((
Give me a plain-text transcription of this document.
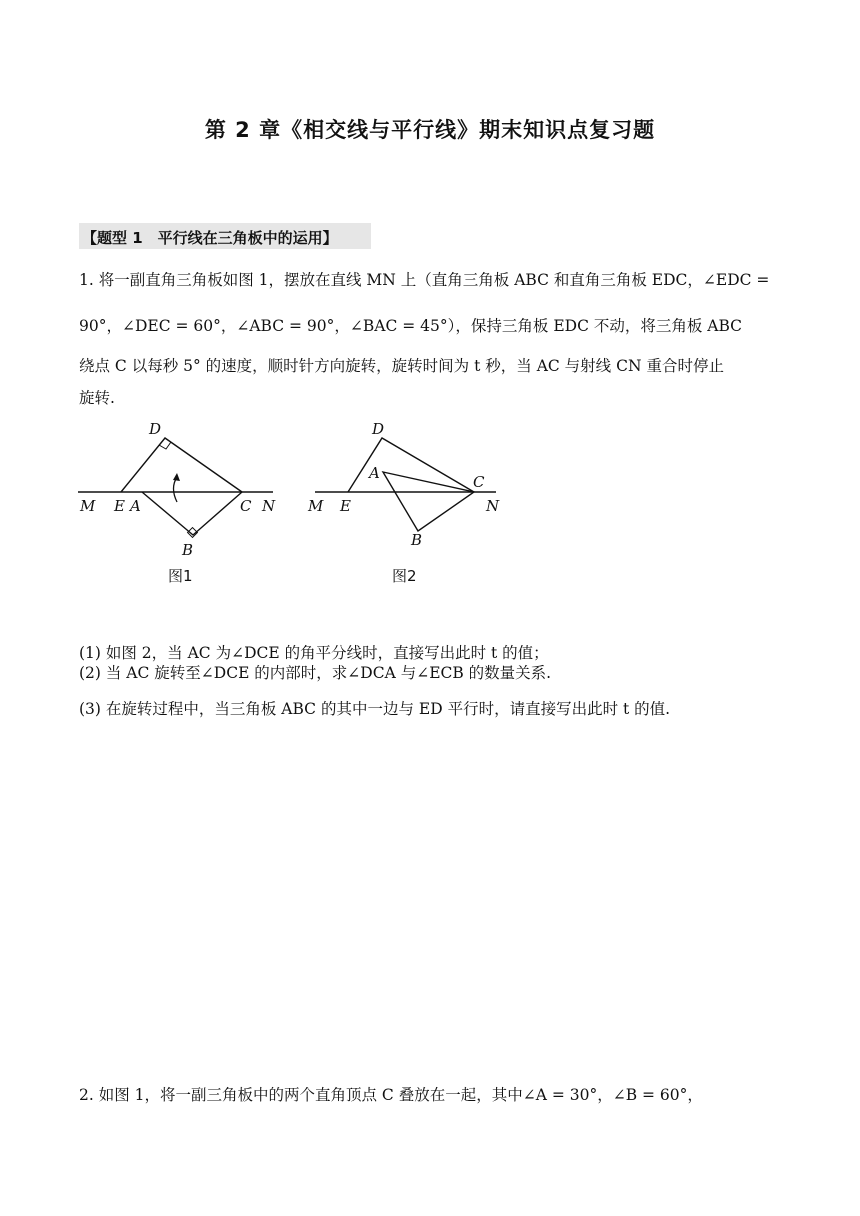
第 2 章《相交线与平行线》期末知识点复习题
【题型 1　平行线在三角板中的运用】
1. 将一副直角三角板如图 1，摆放在直线 MN 上（直角三角板 ABC 和直角三角板 EDC，∠EDC =
90°，∠DEC = 60°，∠ABC = 90°，∠BAC = 45°），保持三角板 EDC 不动，将三角板 ABC
绕点 C 以每秒 5° 的速度，顺时针方向旋转，旋转时间为 t 秒，当 AC 与射线 CN 重合时停止
旋转.
D
M E A	C N
B
图1
D
A	C
M E	N
B
图2
(1) 如图 2，当 AC 为∠DCE 的角平分线时，直接写出此时 t 的值；
(2) 当 AC 旋转至∠DCE 的内部时，求∠DCA 与∠ECB 的数量关系.
(3) 在旋转过程中，当三角板 ABC 的其中一边与 ED 平行时，请直接写出此时 t 的值.
2. 如图 1，将一副三角板中的两个直角顶点 C 叠放在一起，其中∠A = 30°，∠B = 60°，
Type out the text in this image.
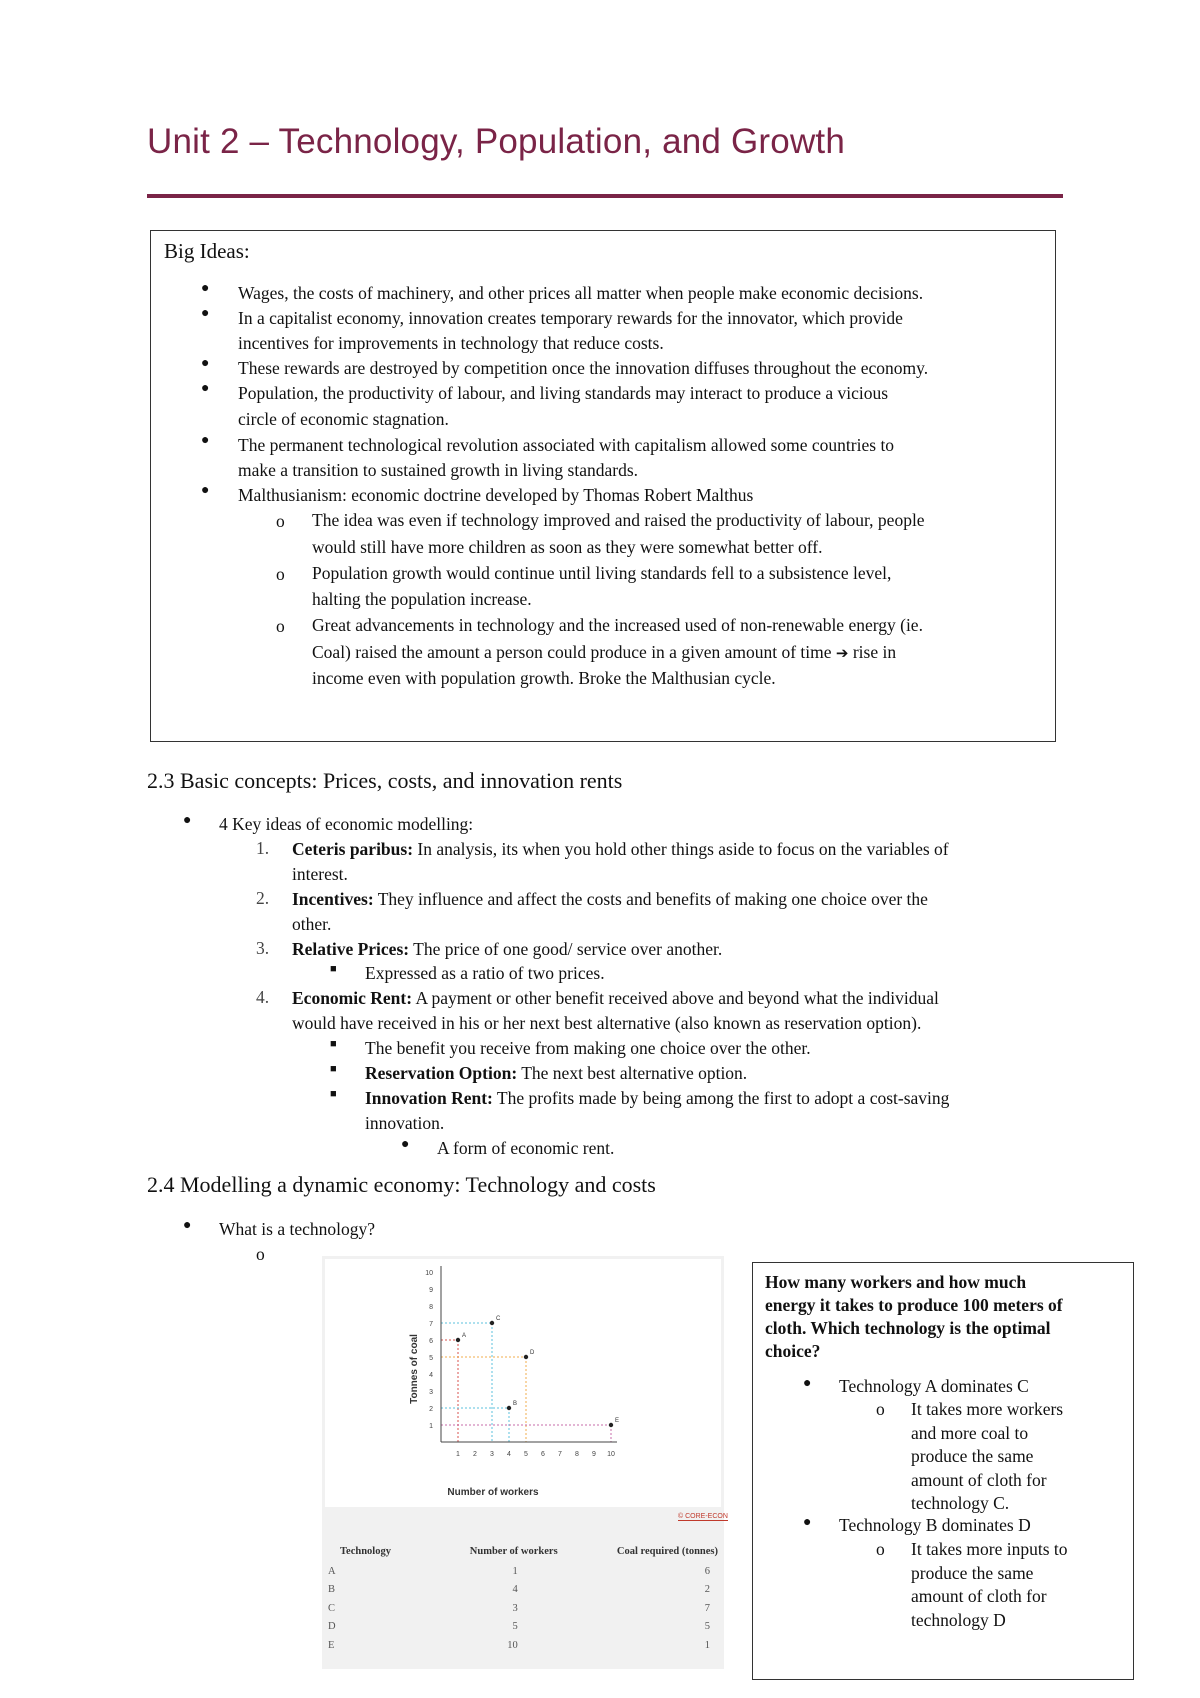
Unit 2 – Technology, Population, and Growth
Big Ideas:
● Wages, the costs of machinery, and other prices all matter when people make economic decisions.
● In a capitalist economy, innovation creates temporary rewards for the innovator, which provide
incentives for improvements in technology that reduce costs.
● These rewards are destroyed by competition once the innovation diffuses throughout the economy.
● Population, the productivity of labour, and living standards may interact to produce a vicious
circle of economic stagnation.
● The permanent technological revolution associated with capitalism allowed some countries to
make a transition to sustained growth in living standards.
● Malthusianism: economic doctrine developed by Thomas Robert Malthus
o The idea was even if technology improved and raised the productivity of labour, people
would still have more children as soon as they were somewhat better off.
o Population growth would continue until living standards fell to a subsistence level,
halting the population increase.
o Great advancements in technology and the increased used of non-renewable energy (ie.
Coal) raised the amount a person could produce in a given amount of time ➔ rise in
income even with population growth. Broke the Malthusian cycle.
2.3 Basic concepts: Prices, costs, and innovation rents
● 4 Key ideas of economic modelling:
1. Ceteris paribus: In analysis, its when you hold other things aside to focus on the variables of
interest.
2. Incentives: They influence and affect the costs and benefits of making one choice over the
other.
3. Relative Prices: The price of one good/ service over another.
■ Expressed as a ratio of two prices.
4. Economic Rent: A payment or other benefit received above and beyond what the individual
would have received in his or her next best alternative (also known as reservation option).
■ The benefit you receive from making one choice over the other.
■ Reservation Option: The next best alternative option.
■ Innovation Rent: The profits made by being among the first to adopt a cost-saving
innovation.
● A form of economic rent.
2.4 Modelling a dynamic economy: Technology and costs
● What is a technology?
o
1 2 3 4 5 6 7 8 9 10
1
2
3
4
5
6
7
8
9
10
A
B
C
D
E
Number of workers
Tonnes of coal
© CORE-ECON
Technology	Number of workers	Coal required (tonnes)
A	1	6
B	4	2
C	3	7
D	5	5
E	10	1
How many workers and how much
energy it takes to produce 100 meters of
cloth. Which technology is the optimal
choice?
● Technology A dominates C
o It takes more workers
and more coal to
produce the same
amount of cloth for
technology C.
● Technology B dominates D
o It takes more inputs to
produce the same
amount of cloth for
technology D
))
## REQUIRED TASK
Collect, from the material above, every line containing the word "costs".

## REPLY TO THE TASK
● Wages, the costs of machinery, and other prices all matter when people make economic decisions.
incentives for improvements in technology that reduce costs.
2.3 Basic concepts: Prices, costs, and innovation rents
2. Incentives: They influence and affect the costs and benefits of making one choice over the
2.4 Modelling a dynamic economy: Technology and costs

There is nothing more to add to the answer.